--- Objective ---
Locate all lines with the word "empat" and copy them out.

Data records
- - -
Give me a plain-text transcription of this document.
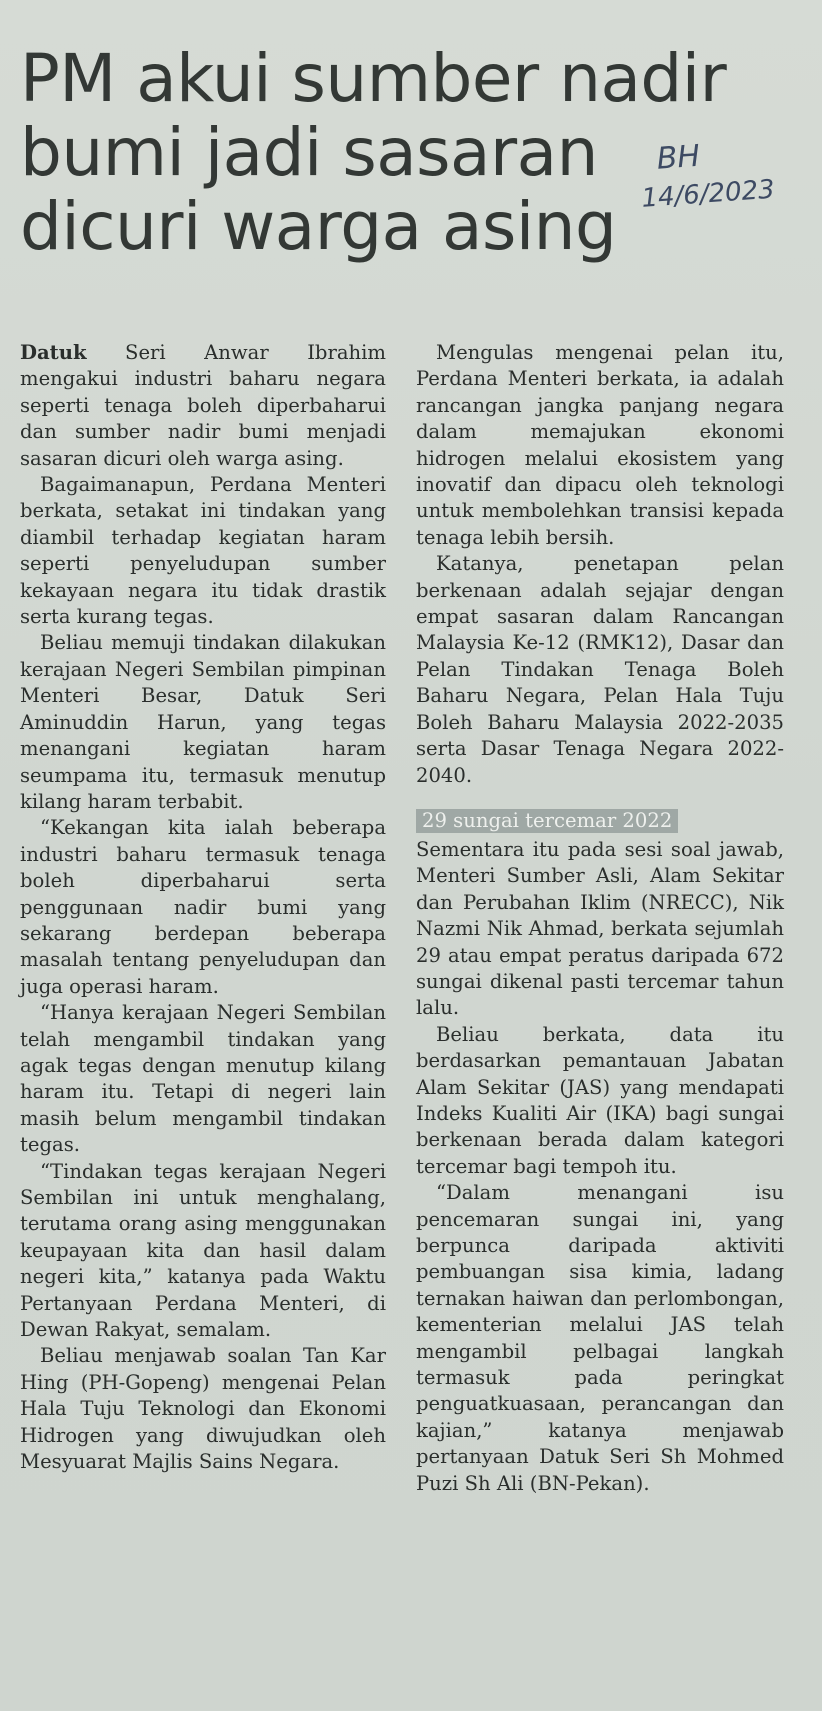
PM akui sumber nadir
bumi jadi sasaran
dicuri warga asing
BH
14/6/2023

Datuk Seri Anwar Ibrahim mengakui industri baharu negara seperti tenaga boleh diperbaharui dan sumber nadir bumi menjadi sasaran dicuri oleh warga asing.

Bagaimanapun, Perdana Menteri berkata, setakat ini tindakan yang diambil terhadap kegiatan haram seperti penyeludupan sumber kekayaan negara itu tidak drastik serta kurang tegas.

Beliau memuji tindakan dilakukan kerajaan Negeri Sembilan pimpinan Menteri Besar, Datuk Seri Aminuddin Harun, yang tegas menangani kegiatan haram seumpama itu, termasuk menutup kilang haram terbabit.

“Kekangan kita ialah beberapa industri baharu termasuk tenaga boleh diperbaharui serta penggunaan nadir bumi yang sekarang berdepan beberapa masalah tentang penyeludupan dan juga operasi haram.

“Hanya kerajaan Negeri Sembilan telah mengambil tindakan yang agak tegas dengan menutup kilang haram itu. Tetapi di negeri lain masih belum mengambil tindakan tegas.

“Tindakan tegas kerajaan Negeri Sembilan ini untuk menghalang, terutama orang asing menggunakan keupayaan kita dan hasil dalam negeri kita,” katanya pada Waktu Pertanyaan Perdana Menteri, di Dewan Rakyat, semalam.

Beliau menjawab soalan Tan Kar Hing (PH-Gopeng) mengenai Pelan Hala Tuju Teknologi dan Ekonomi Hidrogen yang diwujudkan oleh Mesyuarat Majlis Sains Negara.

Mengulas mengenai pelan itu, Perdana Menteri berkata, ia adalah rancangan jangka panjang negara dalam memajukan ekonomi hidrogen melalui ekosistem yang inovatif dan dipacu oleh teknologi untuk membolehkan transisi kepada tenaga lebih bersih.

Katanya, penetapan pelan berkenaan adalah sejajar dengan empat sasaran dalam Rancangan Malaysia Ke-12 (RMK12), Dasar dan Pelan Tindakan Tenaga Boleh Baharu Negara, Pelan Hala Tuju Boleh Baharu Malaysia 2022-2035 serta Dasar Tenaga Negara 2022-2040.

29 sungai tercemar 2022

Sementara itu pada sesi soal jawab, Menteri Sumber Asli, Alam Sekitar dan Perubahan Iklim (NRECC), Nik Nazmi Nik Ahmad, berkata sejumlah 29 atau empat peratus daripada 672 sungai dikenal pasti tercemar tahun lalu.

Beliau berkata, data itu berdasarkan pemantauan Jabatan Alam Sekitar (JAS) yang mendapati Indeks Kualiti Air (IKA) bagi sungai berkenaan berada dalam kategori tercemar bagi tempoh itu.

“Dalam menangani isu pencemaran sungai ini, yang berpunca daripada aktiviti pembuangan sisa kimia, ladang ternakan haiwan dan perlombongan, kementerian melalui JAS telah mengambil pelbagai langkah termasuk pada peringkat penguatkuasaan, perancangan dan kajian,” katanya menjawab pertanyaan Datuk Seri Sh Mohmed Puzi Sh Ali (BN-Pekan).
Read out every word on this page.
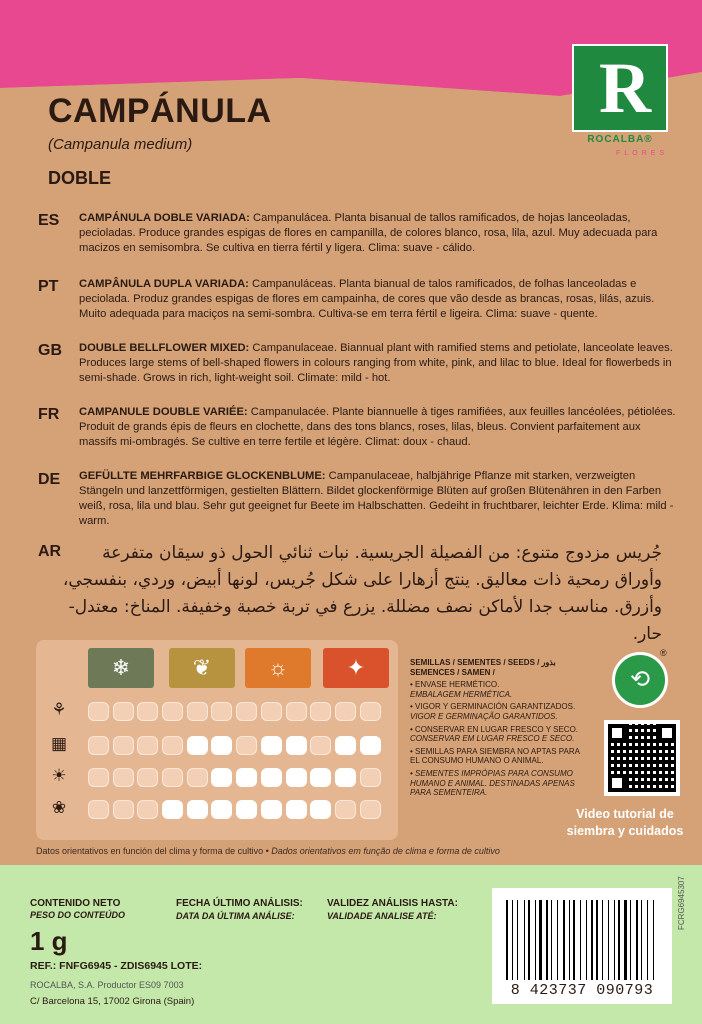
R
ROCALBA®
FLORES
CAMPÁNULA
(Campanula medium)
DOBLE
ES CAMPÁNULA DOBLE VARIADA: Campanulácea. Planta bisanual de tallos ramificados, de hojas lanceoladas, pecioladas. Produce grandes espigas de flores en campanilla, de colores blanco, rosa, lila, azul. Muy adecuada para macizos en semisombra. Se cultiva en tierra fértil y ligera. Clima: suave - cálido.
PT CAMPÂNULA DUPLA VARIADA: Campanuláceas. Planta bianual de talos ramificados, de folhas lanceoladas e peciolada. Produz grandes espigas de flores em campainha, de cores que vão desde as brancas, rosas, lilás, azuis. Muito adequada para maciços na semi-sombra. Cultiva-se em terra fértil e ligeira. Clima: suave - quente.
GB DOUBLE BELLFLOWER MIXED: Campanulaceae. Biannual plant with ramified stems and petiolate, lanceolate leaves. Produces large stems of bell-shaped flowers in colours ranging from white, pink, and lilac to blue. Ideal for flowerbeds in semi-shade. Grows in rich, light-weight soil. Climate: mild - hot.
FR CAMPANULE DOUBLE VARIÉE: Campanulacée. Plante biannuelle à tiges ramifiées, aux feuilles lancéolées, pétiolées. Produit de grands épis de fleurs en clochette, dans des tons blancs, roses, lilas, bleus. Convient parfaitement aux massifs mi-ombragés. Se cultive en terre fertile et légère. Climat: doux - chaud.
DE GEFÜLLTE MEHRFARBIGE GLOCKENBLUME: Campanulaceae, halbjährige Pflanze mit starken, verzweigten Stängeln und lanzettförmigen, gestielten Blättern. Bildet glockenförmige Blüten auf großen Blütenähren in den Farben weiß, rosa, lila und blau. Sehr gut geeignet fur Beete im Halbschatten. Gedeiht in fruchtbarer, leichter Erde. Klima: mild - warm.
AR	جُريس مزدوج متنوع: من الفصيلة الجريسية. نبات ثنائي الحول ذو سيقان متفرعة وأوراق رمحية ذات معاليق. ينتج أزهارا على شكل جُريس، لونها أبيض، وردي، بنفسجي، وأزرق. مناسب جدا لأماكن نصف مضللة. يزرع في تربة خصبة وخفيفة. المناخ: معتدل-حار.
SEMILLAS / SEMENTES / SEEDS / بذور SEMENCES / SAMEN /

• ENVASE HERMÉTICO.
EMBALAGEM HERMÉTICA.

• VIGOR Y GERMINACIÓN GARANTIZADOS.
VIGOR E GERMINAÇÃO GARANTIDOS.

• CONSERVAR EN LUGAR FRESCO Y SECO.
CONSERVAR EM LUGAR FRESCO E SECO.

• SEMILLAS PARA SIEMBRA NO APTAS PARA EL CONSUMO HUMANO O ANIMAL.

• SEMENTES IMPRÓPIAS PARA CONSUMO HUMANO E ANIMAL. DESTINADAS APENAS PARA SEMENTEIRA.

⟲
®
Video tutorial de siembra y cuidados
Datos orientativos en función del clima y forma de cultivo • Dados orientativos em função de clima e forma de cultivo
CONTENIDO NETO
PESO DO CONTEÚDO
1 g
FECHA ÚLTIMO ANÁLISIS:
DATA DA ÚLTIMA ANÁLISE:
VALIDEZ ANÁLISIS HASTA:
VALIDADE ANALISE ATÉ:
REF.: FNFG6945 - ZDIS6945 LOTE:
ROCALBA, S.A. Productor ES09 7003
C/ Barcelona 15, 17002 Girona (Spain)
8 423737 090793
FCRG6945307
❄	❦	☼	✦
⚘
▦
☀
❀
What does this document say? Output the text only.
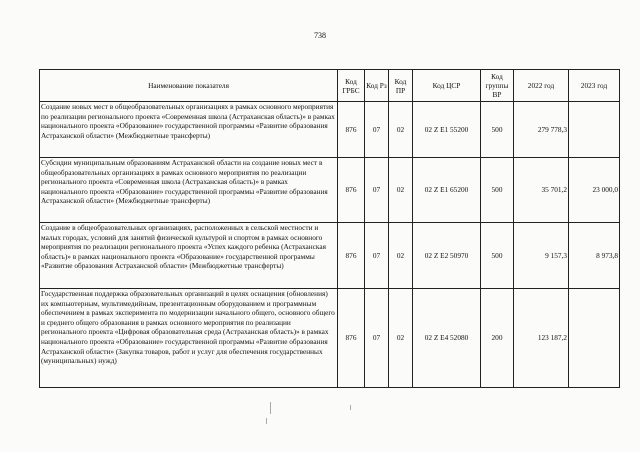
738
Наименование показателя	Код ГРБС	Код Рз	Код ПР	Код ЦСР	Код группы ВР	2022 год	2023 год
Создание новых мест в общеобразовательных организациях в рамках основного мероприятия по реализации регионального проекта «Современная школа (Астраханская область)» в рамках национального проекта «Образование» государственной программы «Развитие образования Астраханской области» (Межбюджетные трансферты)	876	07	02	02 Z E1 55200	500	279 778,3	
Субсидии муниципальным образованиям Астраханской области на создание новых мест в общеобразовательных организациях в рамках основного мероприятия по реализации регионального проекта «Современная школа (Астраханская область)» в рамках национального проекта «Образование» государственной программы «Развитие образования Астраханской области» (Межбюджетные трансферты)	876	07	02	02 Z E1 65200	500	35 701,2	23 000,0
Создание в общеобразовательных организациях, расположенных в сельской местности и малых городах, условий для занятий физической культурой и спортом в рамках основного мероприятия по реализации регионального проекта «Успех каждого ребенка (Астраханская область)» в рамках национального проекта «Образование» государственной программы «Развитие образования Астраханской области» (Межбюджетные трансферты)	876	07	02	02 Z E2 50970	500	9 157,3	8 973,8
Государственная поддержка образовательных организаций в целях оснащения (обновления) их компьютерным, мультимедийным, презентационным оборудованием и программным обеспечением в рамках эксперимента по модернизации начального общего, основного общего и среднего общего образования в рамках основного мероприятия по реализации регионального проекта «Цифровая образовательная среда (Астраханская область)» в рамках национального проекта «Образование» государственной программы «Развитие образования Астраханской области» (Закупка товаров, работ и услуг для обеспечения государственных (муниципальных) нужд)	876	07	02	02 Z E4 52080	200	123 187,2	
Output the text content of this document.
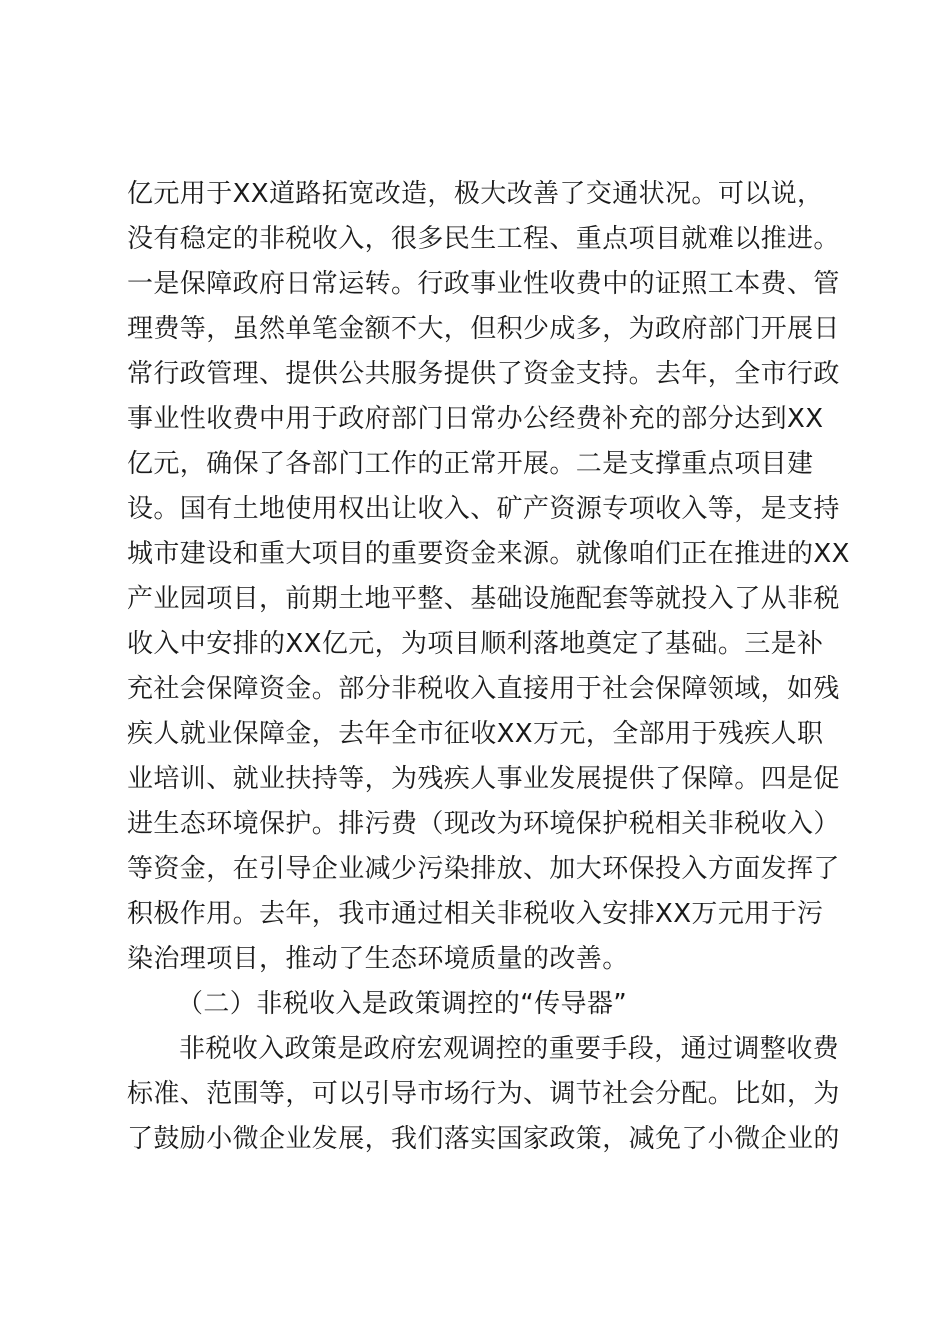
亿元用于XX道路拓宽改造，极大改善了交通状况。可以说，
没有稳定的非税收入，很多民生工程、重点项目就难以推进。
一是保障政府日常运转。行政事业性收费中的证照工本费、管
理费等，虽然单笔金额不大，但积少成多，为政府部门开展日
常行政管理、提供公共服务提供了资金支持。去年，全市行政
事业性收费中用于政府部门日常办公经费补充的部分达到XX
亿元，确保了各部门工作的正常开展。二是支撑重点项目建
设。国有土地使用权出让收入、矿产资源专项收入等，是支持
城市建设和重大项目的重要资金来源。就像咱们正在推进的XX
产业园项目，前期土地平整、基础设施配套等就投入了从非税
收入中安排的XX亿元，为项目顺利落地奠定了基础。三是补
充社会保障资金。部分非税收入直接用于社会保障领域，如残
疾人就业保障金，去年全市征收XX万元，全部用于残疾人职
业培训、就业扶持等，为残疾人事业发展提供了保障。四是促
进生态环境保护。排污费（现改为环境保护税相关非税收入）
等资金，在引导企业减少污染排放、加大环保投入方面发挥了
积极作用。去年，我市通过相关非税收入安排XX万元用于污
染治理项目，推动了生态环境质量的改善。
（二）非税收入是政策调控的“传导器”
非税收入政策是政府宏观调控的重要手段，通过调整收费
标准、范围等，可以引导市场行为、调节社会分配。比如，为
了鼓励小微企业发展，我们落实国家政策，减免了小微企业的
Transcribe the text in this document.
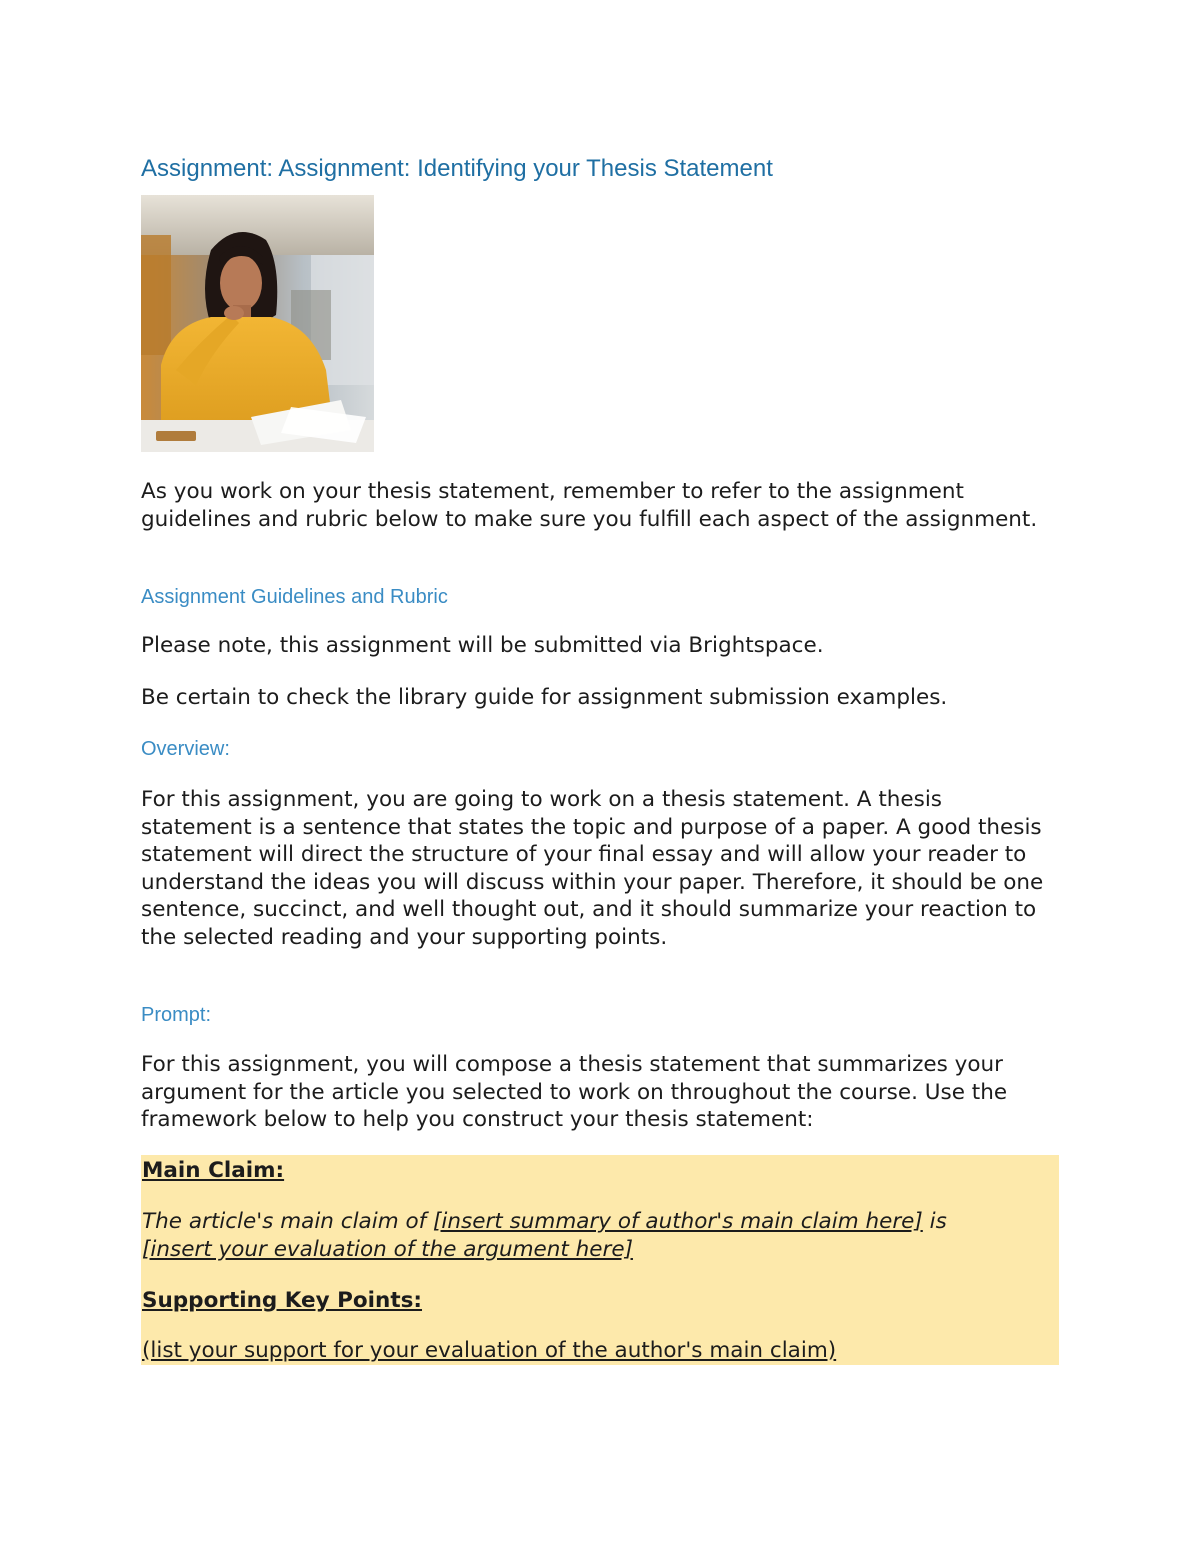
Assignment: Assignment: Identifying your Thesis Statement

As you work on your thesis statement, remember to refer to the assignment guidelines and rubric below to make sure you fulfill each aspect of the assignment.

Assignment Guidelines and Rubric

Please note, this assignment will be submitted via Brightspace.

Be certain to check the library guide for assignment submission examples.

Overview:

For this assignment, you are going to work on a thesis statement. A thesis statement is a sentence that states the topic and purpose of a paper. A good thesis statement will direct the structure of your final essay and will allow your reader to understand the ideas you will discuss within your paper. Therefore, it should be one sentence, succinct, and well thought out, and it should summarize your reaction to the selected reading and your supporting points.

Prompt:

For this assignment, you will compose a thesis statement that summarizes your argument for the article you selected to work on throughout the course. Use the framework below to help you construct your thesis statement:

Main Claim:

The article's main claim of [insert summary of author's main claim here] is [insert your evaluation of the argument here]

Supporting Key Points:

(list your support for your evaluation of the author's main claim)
- - -
--- Response below ---
Katanya, penetapan pelan berkenaan adalah sejajar dengan empat sasaran dalam Rancangan Malaysia Ke-12 (RMK12), Dasar dan Pelan Tindakan Tenaga Boleh Baharu Negara, Pelan Hala Tuju Boleh Baharu Malaysia 2022-2035 serta Dasar Tenaga Negara 2022-2040.
Sementara itu pada sesi soal jawab, Menteri Sumber Asli, Alam Sekitar dan Perubahan Iklim (NRECC), Nik Nazmi Nik Ahmad, berkata sejumlah 29 atau empat peratus daripada 672 sungai dikenal pasti tercemar tahun lalu.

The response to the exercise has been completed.